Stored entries
§

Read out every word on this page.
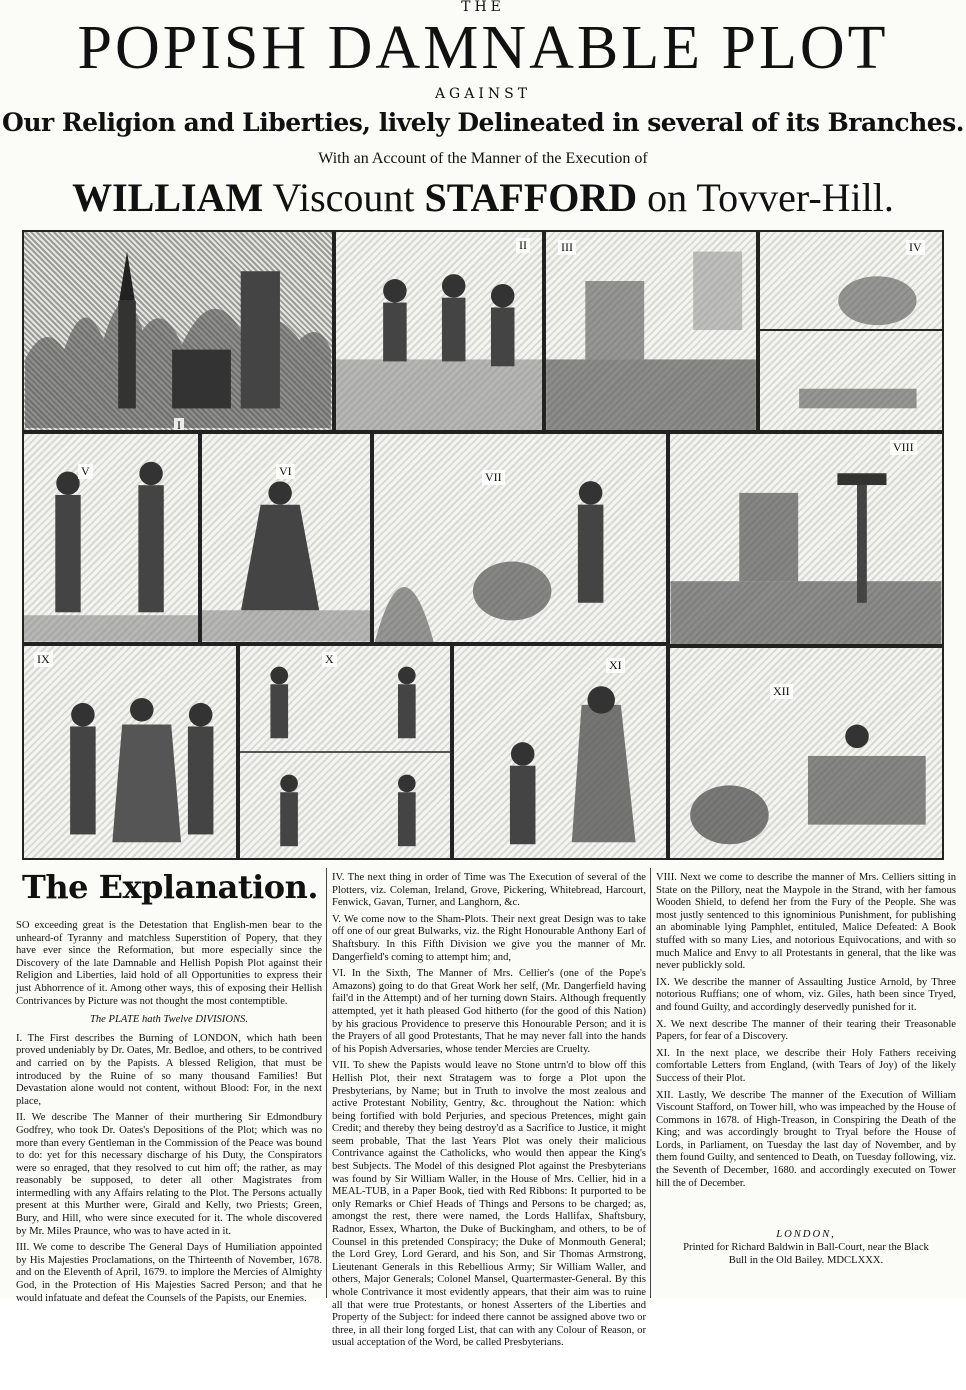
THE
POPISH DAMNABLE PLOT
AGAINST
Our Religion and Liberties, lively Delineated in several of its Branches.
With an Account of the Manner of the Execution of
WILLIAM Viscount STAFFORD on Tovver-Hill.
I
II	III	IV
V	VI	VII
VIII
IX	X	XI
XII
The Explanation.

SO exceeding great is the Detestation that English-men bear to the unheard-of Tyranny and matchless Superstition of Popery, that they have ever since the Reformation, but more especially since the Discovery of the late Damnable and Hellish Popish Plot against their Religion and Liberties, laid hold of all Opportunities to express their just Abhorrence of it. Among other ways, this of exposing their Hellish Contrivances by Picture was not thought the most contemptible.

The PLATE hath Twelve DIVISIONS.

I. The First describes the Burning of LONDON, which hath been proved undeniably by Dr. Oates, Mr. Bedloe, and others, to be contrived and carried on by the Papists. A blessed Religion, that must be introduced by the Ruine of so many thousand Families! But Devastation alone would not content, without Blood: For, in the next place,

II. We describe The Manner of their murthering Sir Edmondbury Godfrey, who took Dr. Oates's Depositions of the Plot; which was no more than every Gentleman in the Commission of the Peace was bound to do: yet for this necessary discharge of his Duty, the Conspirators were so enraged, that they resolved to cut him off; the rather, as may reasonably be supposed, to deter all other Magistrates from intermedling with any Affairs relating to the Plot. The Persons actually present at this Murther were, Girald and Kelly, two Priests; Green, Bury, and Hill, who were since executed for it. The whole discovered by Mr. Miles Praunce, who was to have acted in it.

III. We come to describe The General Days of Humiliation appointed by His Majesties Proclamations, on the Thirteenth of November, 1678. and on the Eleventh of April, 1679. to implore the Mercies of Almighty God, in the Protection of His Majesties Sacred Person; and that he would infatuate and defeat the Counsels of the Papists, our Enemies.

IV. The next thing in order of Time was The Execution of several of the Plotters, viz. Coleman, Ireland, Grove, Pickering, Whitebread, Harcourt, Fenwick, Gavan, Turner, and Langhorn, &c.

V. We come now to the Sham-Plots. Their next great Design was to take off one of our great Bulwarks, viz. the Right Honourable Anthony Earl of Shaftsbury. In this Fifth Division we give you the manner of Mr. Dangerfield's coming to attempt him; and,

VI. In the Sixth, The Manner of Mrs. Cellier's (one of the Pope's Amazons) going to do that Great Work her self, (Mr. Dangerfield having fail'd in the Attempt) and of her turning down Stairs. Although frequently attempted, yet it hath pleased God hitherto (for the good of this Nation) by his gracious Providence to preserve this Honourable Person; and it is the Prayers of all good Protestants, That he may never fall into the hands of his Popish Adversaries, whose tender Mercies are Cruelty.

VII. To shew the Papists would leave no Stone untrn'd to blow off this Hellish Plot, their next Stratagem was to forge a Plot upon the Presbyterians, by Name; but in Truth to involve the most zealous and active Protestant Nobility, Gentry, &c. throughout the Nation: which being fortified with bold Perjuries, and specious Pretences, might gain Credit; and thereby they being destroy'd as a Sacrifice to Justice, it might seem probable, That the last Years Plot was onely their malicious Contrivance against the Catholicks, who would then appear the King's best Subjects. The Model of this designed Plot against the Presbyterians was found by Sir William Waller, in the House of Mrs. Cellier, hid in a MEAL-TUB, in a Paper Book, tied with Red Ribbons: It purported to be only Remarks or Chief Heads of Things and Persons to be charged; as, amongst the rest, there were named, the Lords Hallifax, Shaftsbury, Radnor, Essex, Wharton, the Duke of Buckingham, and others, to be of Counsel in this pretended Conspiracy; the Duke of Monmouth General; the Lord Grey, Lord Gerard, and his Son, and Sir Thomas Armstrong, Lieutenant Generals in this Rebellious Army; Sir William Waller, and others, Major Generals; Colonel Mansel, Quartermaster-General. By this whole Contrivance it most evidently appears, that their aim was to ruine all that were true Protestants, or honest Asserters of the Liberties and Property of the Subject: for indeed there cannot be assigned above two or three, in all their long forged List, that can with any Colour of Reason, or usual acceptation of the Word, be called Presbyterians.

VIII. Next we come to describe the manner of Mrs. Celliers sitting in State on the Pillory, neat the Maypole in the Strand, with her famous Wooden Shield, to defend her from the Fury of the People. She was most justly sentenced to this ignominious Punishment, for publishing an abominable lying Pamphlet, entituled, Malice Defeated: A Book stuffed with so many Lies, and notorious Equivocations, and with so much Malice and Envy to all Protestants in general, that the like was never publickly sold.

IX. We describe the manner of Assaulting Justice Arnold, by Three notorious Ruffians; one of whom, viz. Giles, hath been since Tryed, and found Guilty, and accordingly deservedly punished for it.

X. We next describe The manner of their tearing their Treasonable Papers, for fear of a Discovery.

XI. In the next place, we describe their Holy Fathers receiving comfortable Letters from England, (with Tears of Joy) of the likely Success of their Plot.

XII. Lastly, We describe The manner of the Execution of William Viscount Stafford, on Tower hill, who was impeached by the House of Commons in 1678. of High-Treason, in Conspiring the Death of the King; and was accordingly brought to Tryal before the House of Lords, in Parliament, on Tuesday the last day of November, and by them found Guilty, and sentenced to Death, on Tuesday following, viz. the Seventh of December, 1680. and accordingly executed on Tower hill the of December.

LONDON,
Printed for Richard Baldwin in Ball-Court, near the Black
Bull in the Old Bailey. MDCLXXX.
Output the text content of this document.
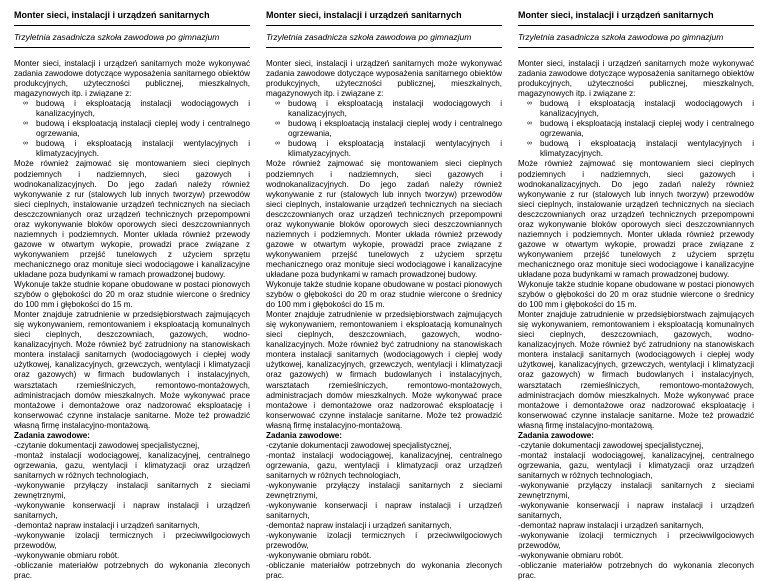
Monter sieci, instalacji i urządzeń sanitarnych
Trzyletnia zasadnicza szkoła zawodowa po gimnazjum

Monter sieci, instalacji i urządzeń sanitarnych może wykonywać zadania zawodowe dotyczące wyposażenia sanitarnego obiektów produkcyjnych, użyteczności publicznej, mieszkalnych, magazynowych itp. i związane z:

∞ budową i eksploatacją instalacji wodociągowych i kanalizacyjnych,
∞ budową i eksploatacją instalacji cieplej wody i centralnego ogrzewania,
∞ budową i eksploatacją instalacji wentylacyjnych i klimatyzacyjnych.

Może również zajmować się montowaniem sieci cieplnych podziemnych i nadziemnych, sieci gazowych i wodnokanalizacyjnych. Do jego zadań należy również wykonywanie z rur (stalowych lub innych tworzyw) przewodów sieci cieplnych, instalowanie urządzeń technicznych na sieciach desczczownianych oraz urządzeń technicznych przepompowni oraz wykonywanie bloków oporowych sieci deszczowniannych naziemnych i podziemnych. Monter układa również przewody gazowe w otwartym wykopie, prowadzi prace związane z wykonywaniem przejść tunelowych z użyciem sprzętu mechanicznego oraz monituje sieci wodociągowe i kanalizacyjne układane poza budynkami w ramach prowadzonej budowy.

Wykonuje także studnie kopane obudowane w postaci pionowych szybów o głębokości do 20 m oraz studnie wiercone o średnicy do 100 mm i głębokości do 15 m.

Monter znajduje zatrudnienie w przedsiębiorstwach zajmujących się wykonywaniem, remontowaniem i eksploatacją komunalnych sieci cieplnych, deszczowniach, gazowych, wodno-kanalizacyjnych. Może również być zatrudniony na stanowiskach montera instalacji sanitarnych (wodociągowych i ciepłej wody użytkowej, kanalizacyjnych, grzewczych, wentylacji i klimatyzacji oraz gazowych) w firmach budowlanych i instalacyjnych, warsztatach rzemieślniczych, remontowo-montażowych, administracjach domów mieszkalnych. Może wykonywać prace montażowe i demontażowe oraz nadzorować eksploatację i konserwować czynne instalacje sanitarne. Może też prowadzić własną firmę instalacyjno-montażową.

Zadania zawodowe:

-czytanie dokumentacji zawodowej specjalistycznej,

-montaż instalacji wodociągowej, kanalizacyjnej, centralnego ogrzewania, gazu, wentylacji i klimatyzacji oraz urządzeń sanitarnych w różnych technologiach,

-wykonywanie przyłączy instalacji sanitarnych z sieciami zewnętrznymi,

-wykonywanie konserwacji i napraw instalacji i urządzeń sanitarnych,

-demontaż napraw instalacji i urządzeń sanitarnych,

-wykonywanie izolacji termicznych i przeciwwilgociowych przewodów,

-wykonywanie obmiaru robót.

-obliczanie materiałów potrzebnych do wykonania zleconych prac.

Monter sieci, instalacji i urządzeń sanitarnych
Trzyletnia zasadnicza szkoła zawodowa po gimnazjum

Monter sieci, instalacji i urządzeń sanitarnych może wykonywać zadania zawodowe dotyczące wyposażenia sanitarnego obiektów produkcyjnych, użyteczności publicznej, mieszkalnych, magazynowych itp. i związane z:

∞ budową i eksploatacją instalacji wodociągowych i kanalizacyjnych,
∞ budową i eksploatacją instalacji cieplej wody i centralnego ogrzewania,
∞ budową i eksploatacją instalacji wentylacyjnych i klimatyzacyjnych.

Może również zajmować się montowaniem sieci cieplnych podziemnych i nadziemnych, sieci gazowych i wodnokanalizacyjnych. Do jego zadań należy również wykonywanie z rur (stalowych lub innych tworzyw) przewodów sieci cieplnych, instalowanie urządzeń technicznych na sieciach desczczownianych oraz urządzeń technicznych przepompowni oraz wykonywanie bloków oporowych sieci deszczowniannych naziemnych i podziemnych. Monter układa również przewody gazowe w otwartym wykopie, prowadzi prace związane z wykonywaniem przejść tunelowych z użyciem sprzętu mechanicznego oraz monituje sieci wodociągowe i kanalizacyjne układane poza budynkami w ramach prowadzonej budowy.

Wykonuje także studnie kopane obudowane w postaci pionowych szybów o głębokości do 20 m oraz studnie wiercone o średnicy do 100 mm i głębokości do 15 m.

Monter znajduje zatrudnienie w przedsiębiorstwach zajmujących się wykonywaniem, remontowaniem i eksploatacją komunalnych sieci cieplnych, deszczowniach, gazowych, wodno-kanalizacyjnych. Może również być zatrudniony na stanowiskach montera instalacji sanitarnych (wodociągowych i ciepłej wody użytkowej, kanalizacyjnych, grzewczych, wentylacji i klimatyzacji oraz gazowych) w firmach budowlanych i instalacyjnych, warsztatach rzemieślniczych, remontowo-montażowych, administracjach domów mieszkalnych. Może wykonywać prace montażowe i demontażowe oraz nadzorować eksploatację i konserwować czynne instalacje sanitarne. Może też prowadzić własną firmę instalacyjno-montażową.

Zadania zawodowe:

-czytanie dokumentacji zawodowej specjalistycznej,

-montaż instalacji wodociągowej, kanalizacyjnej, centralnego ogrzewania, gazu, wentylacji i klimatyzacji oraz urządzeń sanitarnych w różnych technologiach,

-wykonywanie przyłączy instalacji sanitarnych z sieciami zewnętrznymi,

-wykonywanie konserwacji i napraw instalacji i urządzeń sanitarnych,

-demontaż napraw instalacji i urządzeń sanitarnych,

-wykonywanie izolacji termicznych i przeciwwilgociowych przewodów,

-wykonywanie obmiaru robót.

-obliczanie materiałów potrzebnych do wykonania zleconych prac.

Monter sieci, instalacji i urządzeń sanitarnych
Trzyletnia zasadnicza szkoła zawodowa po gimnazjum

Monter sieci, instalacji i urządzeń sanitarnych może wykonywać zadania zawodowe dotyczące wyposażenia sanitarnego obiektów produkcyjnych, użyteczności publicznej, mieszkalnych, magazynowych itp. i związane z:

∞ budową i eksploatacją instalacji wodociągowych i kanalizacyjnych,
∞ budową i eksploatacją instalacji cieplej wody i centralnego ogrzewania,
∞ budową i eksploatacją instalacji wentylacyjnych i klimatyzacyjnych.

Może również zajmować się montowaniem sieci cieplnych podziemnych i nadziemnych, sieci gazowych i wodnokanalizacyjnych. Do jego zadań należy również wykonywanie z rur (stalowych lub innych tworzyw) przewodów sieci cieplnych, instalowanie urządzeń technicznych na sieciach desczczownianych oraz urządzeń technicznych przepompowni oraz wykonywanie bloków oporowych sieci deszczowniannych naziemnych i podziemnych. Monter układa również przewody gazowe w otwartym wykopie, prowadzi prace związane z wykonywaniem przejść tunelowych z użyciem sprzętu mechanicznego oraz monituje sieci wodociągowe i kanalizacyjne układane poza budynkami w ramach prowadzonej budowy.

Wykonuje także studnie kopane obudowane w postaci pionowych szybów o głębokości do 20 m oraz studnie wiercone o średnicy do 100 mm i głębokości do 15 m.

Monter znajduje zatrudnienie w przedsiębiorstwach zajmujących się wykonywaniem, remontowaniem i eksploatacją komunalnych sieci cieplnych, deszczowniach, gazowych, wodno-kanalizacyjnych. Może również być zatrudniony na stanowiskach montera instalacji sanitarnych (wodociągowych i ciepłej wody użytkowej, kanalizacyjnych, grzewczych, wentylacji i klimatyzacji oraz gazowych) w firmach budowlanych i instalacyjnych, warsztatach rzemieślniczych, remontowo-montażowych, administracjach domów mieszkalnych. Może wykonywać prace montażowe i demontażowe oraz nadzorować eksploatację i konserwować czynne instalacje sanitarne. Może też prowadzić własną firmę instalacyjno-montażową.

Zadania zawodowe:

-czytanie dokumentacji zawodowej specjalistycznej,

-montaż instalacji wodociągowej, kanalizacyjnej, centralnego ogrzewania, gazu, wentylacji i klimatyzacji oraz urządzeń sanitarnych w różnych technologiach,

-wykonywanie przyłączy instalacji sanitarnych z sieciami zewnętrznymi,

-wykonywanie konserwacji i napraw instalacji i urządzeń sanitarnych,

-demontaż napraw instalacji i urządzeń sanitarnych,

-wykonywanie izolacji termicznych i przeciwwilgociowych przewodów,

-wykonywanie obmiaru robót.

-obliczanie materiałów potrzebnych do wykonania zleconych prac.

§

■ Set task ■
Pick out the lines that contain "sentenced" and copy them.

■ Completed task ■
VIII. Next we come to describe the manner of Mrs. Celliers sitting in State on the Pillory, neat the Maypole in the Strand, with her famous Wooden Shield, to defend her from the Fury of the People. She was most justly sentenced to this ignominious Punishment, for publishing an abominable lying Pamphlet, entituled, Malice Defeated: A Book stuffed with so many Lies, and notorious Equivocations, and with so much Malice and Envy to all Protestants in general, that the like was never publickly sold.
XII. Lastly, We describe The manner of the Execution of William Viscount Stafford, on Tower hill, who was impeached by the House of Commons in 1678. of High-Treason, in Conspiring the Death of the King; and was accordingly brought to Tryal before the House of Lords, in Parliament, on Tuesday the last day of November, and by them found Guilty, and sentenced to Death, on Tuesday following, viz. the Seventh of December, 1680. and accordingly executed on Tower hill the of December.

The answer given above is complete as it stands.